__STATED PROBLEM__:
Scan the data. Collect each line that contains the word "Prepare".

__SOURCE DATA__:

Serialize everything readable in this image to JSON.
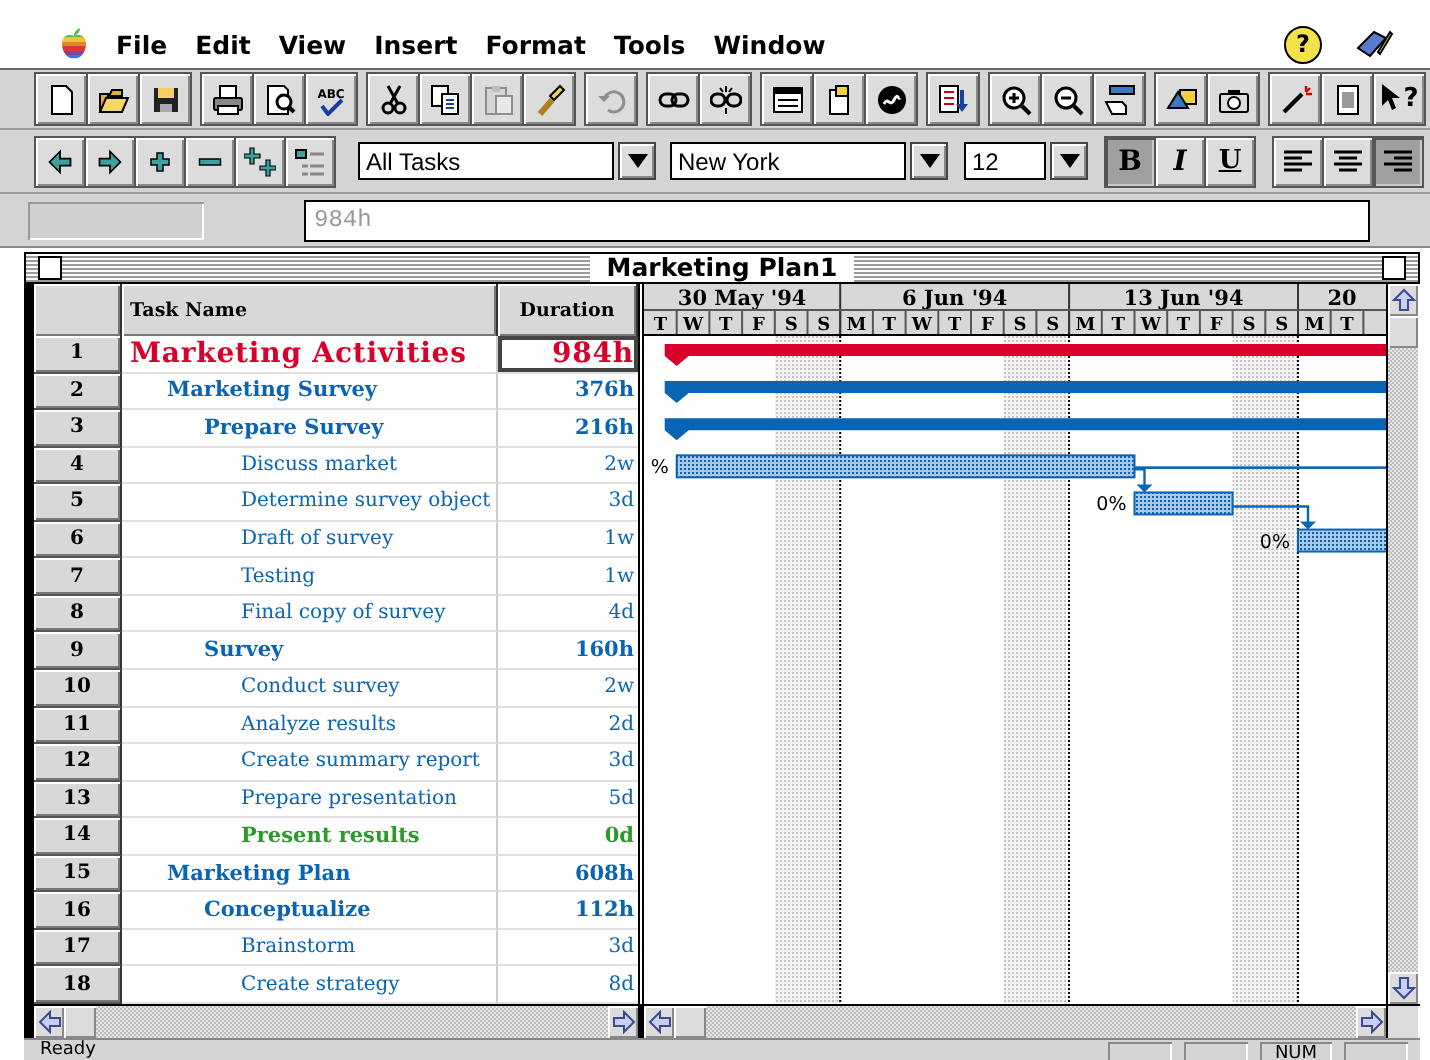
{
  "menu_bar": {
    "menus": [
      "File",
      "Edit",
      "View",
      "Insert",
      "Format",
      "Tools",
      "Window"
    ],
    "help": "?"
  },
  "standard_toolbar": {
    "groups": [
      [
        {
          "kind": "new",
          "disabled": false
        },
        {
          "kind": "open",
          "disabled": false
        },
        {
          "kind": "save",
          "disabled": false
        }
      ],
      [
        {
          "kind": "print",
          "disabled": false
        },
        {
          "kind": "preview",
          "disabled": false
        },
        {
          "kind": "spelling",
          "label": "ABC",
          "disabled": false
        }
      ],
      [
        {
          "kind": "cut",
          "disabled": false
        },
        {
          "kind": "copy",
          "disabled": false
        },
        {
          "kind": "paste",
          "disabled": true
        },
        {
          "kind": "painter",
          "disabled": false
        }
      ],
      [
        {
          "kind": "undo",
          "disabled": true
        }
      ],
      [
        {
          "kind": "link",
          "disabled": false
        },
        {
          "kind": "unlink",
          "disabled": false
        }
      ],
      [
        {
          "kind": "info",
          "disabled": false
        },
        {
          "kind": "notes",
          "disabled": false
        },
        {
          "kind": "swirl",
          "disabled": false
        }
      ],
      [
        {
          "kind": "docarrow",
          "disabled": false
        }
      ],
      [
        {
          "kind": "zoomin",
          "disabled": false
        },
        {
          "kind": "zoomout",
          "disabled": false
        },
        {
          "kind": "goto",
          "disabled": false
        }
      ],
      [
        {
          "kind": "shapes",
          "disabled": false
        },
        {
          "kind": "camera",
          "disabled": false
        }
      ],
      [
        {
          "kind": "wizard",
          "disabled": false
        },
        {
          "kind": "document",
          "disabled": false
        },
        {
          "kind": "help",
          "label": "?",
          "disabled": false
        }
      ]
    ]
  },
  "formatting_toolbar": {
    "outline_buttons": [
      {
        "kind": "outdent"
      },
      {
        "kind": "indent"
      },
      {
        "kind": "show"
      },
      {
        "kind": "hide"
      },
      {
        "kind": "showall"
      },
      {
        "kind": "outline"
      }
    ],
    "filter": "All Tasks",
    "font": "New York",
    "size": "12",
    "styles": [
      {
        "kind": "bold",
        "label": "B",
        "selected": true
      },
      {
        "kind": "italic",
        "label": "I",
        "selected": false
      },
      {
        "kind": "underline",
        "label": "U",
        "selected": false
      }
    ],
    "alignment": [
      {
        "kind": "left",
        "selected": false
      },
      {
        "kind": "center",
        "selected": false
      },
      {
        "kind": "right",
        "selected": true
      }
    ]
  },
  "entry_bar": {
    "value": "984h"
  },
  "window": {
    "title": "Marketing Plan1"
  },
  "table": {
    "columns": [
      "Task Name",
      "Duration"
    ],
    "rows": [
      {
        "id": "1",
        "name": "Marketing Activities",
        "duration": "984h",
        "kind": "project",
        "selected": true,
        "bar": {
          "color": "#d8002a"
        },
        "children": [
          {
            "id": "2",
            "name": "Marketing Survey",
            "duration": "376h",
            "kind": "summary",
            "selected": false,
            "bar": {
              "color": "#0a64b4"
            },
            "children": [
              {
                "id": "3",
                "name": "Prepare Survey",
                "duration": "216h",
                "kind": "summary",
                "selected": false,
                "bar": {
                  "color": "#0a64b4"
                },
                "children": [
                  {
                    "id": "4",
                    "name": "Discuss market",
                    "duration": "2w",
                    "kind": "task",
                    "selected": false,
                    "bar": {
                      "color": "#0a64b4",
                      "label": "%",
                      "link_next": true,
                      "line_onward": true
                    }
                  },
                  {
                    "id": "5",
                    "name": "Determine survey object",
                    "duration": "3d",
                    "kind": "task",
                    "selected": false,
                    "bar": {
                      "color": "#0a64b4",
                      "label": "0%",
                      "link_next": true,
                      "line_onward": false
                    }
                  },
                  {
                    "id": "6",
                    "name": "Draft of survey",
                    "duration": "1w",
                    "kind": "task",
                    "selected": false,
                    "bar": {
                      "color": "#0a64b4",
                      "label": "0%",
                      "link_next": false,
                      "line_onward": false
                    }
                  },
                  {
                    "id": "7",
                    "name": "Testing",
                    "duration": "1w",
                    "kind": "task",
                    "selected": false
                  },
                  {
                    "id": "8",
                    "name": "Final copy of survey",
                    "duration": "4d",
                    "kind": "task",
                    "selected": false
                  }
                ]
              },
              {
                "id": "9",
                "name": "Survey",
                "duration": "160h",
                "kind": "summary",
                "selected": false,
                "children": [
                  {
                    "id": "10",
                    "name": "Conduct survey",
                    "duration": "2w",
                    "kind": "task",
                    "selected": false
                  },
                  {
                    "id": "11",
                    "name": "Analyze results",
                    "duration": "2d",
                    "kind": "task",
                    "selected": false
                  },
                  {
                    "id": "12",
                    "name": "Create summary report",
                    "duration": "3d",
                    "kind": "task",
                    "selected": false
                  },
                  {
                    "id": "13",
                    "name": "Prepare presentation",
                    "duration": "5d",
                    "kind": "task",
                    "selected": false
                  },
                  {
                    "id": "14",
                    "name": "Present results",
                    "duration": "0d",
                    "kind": "milestone",
                    "selected": false
                  }
                ]
              }
            ]
          },
          {
            "id": "15",
            "name": "Marketing Plan",
            "duration": "608h",
            "kind": "summary",
            "selected": false,
            "children": [
              {
                "id": "16",
                "name": "Conceptualize",
                "duration": "112h",
                "kind": "summary",
                "selected": false,
                "children": [
                  {
                    "id": "17",
                    "name": "Brainstorm",
                    "duration": "3d",
                    "kind": "task",
                    "selected": false
                  },
                  {
                    "id": "18",
                    "name": "Create strategy",
                    "duration": "8d",
                    "kind": "task",
                    "selected": false
                  }
                ]
              }
            ]
          }
        ]
      }
    ]
  },
  "gantt": {
    "weeks": [
      {
        "label": "30 May '94",
        "days": [
          {
            "label": "T",
            "weekend": false
          },
          {
            "label": "W",
            "weekend": false
          },
          {
            "label": "T",
            "weekend": false
          },
          {
            "label": "F",
            "weekend": false
          },
          {
            "label": "S",
            "weekend": true
          },
          {
            "label": "S",
            "weekend": true
          }
        ]
      },
      {
        "label": "6 Jun '94",
        "days": [
          {
            "label": "M",
            "weekend": false
          },
          {
            "label": "T",
            "weekend": false
          },
          {
            "label": "W",
            "weekend": false
          },
          {
            "label": "T",
            "weekend": false
          },
          {
            "label": "F",
            "weekend": false
          },
          {
            "label": "S",
            "weekend": true
          },
          {
            "label": "S",
            "weekend": true
          }
        ]
      },
      {
        "label": "13 Jun '94",
        "days": [
          {
            "label": "M",
            "weekend": false
          },
          {
            "label": "T",
            "weekend": false
          },
          {
            "label": "W",
            "weekend": false
          },
          {
            "label": "T",
            "weekend": false
          },
          {
            "label": "F",
            "weekend": false
          },
          {
            "label": "S",
            "weekend": true
          },
          {
            "label": "S",
            "weekend": true
          }
        ]
      },
      {
        "label": "20",
        "days": [
          {
            "label": "M",
            "weekend": false
          },
          {
            "label": "T",
            "weekend": false
          }
        ]
      }
    ]
  },
  "status_bar": {
    "text": "Ready",
    "indicators": [
      {
        "label": "NUM"
      }
    ]
  }
}
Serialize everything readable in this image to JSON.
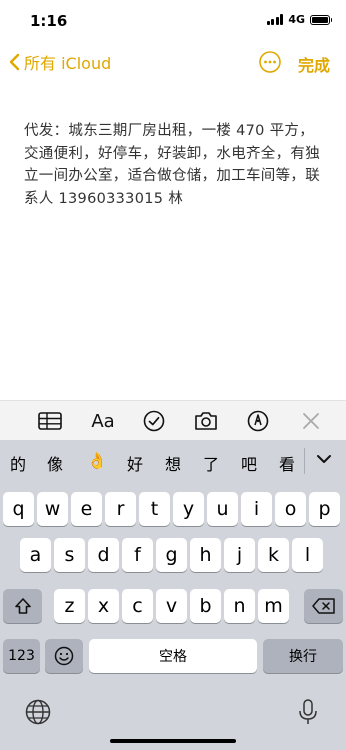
{
  "status": {
    "time": "1:16",
    "network": "4G"
  },
  "nav": {
    "back_label": "所有 iCloud",
    "done_label": "完成"
  },
  "note": {
    "text": "代发：城东三期厂房出租，一楼 470 平方，交通便利，好停车，好装卸，水电齐全，有独立一间办公室，适合做仓储，加工车间等，联系人 13960333015 林"
  },
  "toolbar": {
    "format_label": "Aa"
  },
  "candidates": [
    "的",
    "像",
    "👌",
    "好",
    "想",
    "了",
    "吧",
    "看"
  ],
  "keyboard": {
    "row1": [
      "q",
      "w",
      "e",
      "r",
      "t",
      "y",
      "u",
      "i",
      "o",
      "p"
    ],
    "row2": [
      "a",
      "s",
      "d",
      "f",
      "g",
      "h",
      "j",
      "k",
      "l"
    ],
    "row3": [
      "z",
      "x",
      "c",
      "v",
      "b",
      "n",
      "m"
    ],
    "numbers_label": "123",
    "space_label": "空格",
    "return_label": "换行"
  },
  "colors": {
    "accent": "#e0a800",
    "keyboard_bg": "#d1d4da"
  }
}
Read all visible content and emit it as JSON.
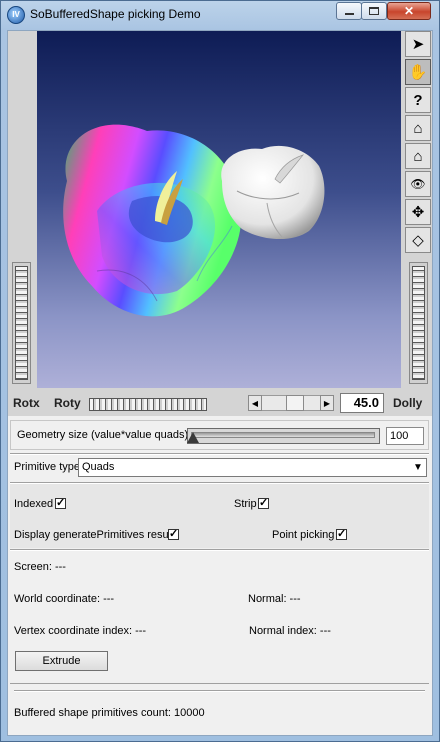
{
  "window": {
    "title": "SoBufferedShape picking Demo",
    "icon_text": "IV"
  },
  "viewer": {
    "labels": {
      "rotx": "Rotx",
      "roty": "Roty",
      "dolly": "Dolly"
    },
    "dolly_value": "45.0",
    "tools": [
      "select-arrow-icon",
      "hand-icon",
      "help-icon",
      "home-icon",
      "set-home-icon",
      "view-all-icon",
      "seek-icon",
      "projection-icon"
    ],
    "tool_glyphs": [
      "➤",
      "✋",
      "?",
      "⌂",
      "⌂",
      "👁",
      "✥",
      "◇"
    ]
  },
  "geometry": {
    "label": "Geometry size (value*value quads):",
    "value": "100",
    "slider_fraction": 0.0
  },
  "primitive": {
    "label": "Primitive type",
    "selected": "Quads"
  },
  "options": {
    "indexed_label": "Indexed",
    "indexed_checked": true,
    "strip_label": "Strip",
    "strip_checked": true,
    "display_label": "Display generatePrimitives result",
    "display_checked": true,
    "point_picking_label": "Point picking",
    "point_picking_checked": true,
    "check_glyph": "✓"
  },
  "info": {
    "screen": "Screen: ---",
    "world": "World coordinate: ---",
    "normal": "Normal: ---",
    "vertex_index": "Vertex coordinate index: ---",
    "normal_index": "Normal index: ---"
  },
  "extrude_label": "Extrude",
  "status": "Buffered shape primitives count: 10000"
}
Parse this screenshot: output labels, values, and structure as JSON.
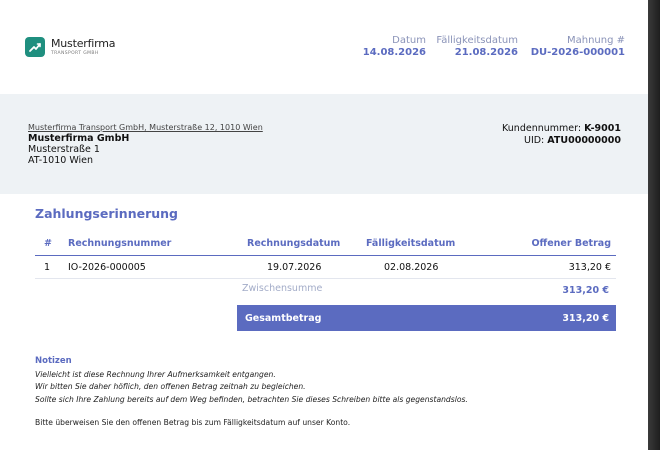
{
  "company": {
    "name": "Musterfirma",
    "tagline": "TRANSPORT GMBH",
    "logo_icon": "trend-line-icon",
    "brand_color": "#1f8f7f"
  },
  "meta": {
    "date_label": "Datum",
    "date_value": "14.08.2026",
    "due_label": "Fälligkeitsdatum",
    "due_value": "21.08.2026",
    "reminder_label": "Mahnung #",
    "reminder_value": "DU-2026-000001"
  },
  "sender_line": "Musterfirma Transport GmbH, Musterstraße 12, 1010 Wien",
  "recipient": {
    "name": "Musterfirma GmbH",
    "street": "Musterstraße 1",
    "city": "AT-1010 Wien"
  },
  "customer": {
    "number_label": "Kundennummer:",
    "number_value": "K-9001",
    "uid_label": "UID:",
    "uid_value": "ATU00000000"
  },
  "title": "Zahlungserinnerung",
  "table": {
    "headers": [
      "#",
      "Rechnungsnummer",
      "Rechnungsdatum",
      "Fälligkeitsdatum",
      "Offener Betrag"
    ],
    "rows": [
      [
        "1",
        "IO-2026-000005",
        "19.07.2026",
        "02.08.2026",
        "313,20 €"
      ]
    ]
  },
  "subtotal": {
    "label": "Zwischensumme",
    "value": "313,20 €"
  },
  "total": {
    "label": "Gesamtbetrag",
    "value": "313,20 €"
  },
  "notes": {
    "heading": "Notizen",
    "lines": [
      "Vielleicht ist diese Rechnung Ihrer Aufmerksamkeit entgangen.",
      "Wir bitten Sie daher höflich, den offenen Betrag zeitnah zu begleichen.",
      "Sollte sich Ihre Zahlung bereits auf dem Weg befinden, betrachten Sie dieses Schreiben bitte als gegenstandslos."
    ]
  },
  "footer": "Bitte überweisen Sie den offenen Betrag bis zum Fälligkeitsdatum auf unser Konto.",
  "accent_color": "#5b6bc0"
}
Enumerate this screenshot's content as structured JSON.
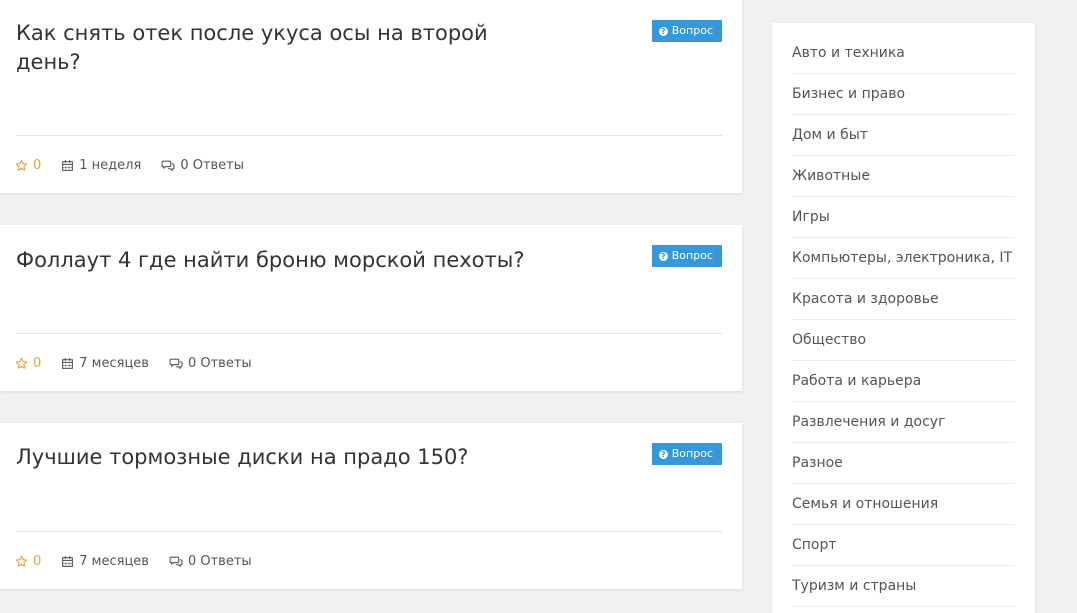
{
  "questions": [
    {
      "title": "Как снять отек после укуса осы на второй день?",
      "badge": "Вопрос",
      "votes": "0",
      "time": "1 неделя",
      "answers": "0 Ответы"
    },
    {
      "title": "Фоллаут 4 где найти броню морской пехоты?",
      "badge": "Вопрос",
      "votes": "0",
      "time": "7 месяцев",
      "answers": "0 Ответы"
    },
    {
      "title": "Лучшие тормозные диски на прадо 150?",
      "badge": "Вопрос",
      "votes": "0",
      "time": "7 месяцев",
      "answers": "0 Ответы"
    }
  ],
  "sidebar": {
    "categories": [
      "Авто и техника",
      "Бизнес и право",
      "Дом и быт",
      "Животные",
      "Игры",
      "Компьютеры, электроника, IT",
      "Красота и здоровье",
      "Общество",
      "Работа и карьера",
      "Развлечения и досуг",
      "Разное",
      "Семья и отношения",
      "Спорт",
      "Туризм и страны"
    ]
  },
  "icons": {
    "badge": "question-circle-icon",
    "votes": "star-outline-icon",
    "time": "calendar-icon",
    "answers": "comments-icon"
  },
  "colors": {
    "badge_background": "#3498db",
    "votes_color": "#e6a23c",
    "page_background": "#f1f1f1"
  }
}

__TASK RESULT__:
                "name": "Prepare Survey",
                    "name": "Prepare presentation",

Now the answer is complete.